Wednesday, April 1, 2009

Using activityparty in a partylist for a DynamicEntity

[Full Disclosure: The inspiration for the following code comes from YuvaKumar's post on the matter.]

So, I added custom attributes to my Service Activity entity in CRM 4.0 recently, and then found myself tasked with establishing a Workflow that used them. Since I have a very strong habit of writing my Plug-ins and Workflows for CRM using DynamicEntity for any reference to my custom fields--hell, it's practically the only reference I use--I was a little confused about how to approach the partylist attributes.

That's when I found the post linked above. Now I have a solution to my problem, and I'd like to share how you can use it for yourself in different coding situations:

Long story short, the target record is setup as a Lookup reference of the activityparty entity--established as a DynamicEntity object--which itself is nested in a DynamicEntityArrayProperty of the activity entity.

That's a mouthful. Here's a practical application: Let's say I have the GUID of an Account record in the variable customerId, and I want to establish this record into the customers property of a Service Activity I'm building in a DynamicEntity variable called serviceActivity.

# [EXERCISE DATA]
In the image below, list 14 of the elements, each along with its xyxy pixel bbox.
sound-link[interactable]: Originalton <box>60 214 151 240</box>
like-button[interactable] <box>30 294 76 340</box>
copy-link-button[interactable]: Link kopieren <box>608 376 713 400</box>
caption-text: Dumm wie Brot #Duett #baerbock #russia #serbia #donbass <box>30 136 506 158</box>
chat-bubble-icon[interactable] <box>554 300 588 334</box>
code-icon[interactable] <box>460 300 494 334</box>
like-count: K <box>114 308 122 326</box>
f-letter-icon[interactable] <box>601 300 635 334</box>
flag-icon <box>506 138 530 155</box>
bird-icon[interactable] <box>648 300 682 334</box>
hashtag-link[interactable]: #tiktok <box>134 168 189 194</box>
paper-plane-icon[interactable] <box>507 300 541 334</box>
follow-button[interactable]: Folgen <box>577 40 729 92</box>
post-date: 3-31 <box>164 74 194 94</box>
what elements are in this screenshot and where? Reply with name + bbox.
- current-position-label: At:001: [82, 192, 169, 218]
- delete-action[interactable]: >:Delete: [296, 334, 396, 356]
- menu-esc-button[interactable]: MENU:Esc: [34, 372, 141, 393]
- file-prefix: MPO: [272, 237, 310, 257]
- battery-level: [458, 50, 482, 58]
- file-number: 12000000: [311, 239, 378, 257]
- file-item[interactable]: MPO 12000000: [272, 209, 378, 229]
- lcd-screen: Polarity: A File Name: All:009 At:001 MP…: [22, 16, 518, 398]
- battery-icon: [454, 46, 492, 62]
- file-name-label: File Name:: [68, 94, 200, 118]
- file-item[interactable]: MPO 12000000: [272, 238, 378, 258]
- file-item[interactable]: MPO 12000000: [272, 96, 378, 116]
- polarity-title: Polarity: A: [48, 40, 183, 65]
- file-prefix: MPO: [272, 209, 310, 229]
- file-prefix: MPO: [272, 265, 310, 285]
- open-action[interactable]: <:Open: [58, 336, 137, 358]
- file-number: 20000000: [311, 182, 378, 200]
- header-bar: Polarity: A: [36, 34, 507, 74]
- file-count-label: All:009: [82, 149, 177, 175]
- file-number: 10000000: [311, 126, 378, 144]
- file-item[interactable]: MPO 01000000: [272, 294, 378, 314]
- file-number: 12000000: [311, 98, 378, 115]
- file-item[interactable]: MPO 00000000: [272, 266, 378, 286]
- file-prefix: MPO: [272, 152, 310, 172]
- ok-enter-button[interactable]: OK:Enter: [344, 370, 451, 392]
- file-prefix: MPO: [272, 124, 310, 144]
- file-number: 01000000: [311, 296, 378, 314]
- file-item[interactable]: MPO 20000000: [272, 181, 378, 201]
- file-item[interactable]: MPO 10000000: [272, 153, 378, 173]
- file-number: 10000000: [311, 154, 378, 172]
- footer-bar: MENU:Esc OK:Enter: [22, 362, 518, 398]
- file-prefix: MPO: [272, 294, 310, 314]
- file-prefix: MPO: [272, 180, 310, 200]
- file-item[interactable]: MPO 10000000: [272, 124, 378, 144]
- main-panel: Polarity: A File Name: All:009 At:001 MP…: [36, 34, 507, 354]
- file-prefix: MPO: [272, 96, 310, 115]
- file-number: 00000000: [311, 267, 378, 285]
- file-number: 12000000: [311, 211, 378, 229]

# [ABOUT THIS TASK]
For the post on using activityparty in a partylist, decide whether each statement agrees with the text: (a) the custom attributes were added to the Service Activity entity in CRM 4.0; (b) the activityparty entity is nested in a DynamicEntityArrayProperty of the activity entity; (c) in the example, customerId holds the GUID of a Contact record. Answer yes or no for each and quote the words of the text that decide it.

# [ANSWER BOX]
(a) Yes: "I added custom attributes to my Service Activity entity in CRM 4.0 recently"
(b) Yes: "which itself is nested in a DynamicEntityArrayProperty of the activity entity"
(c) No: "I have the GUID of an Account record in the variable customerId"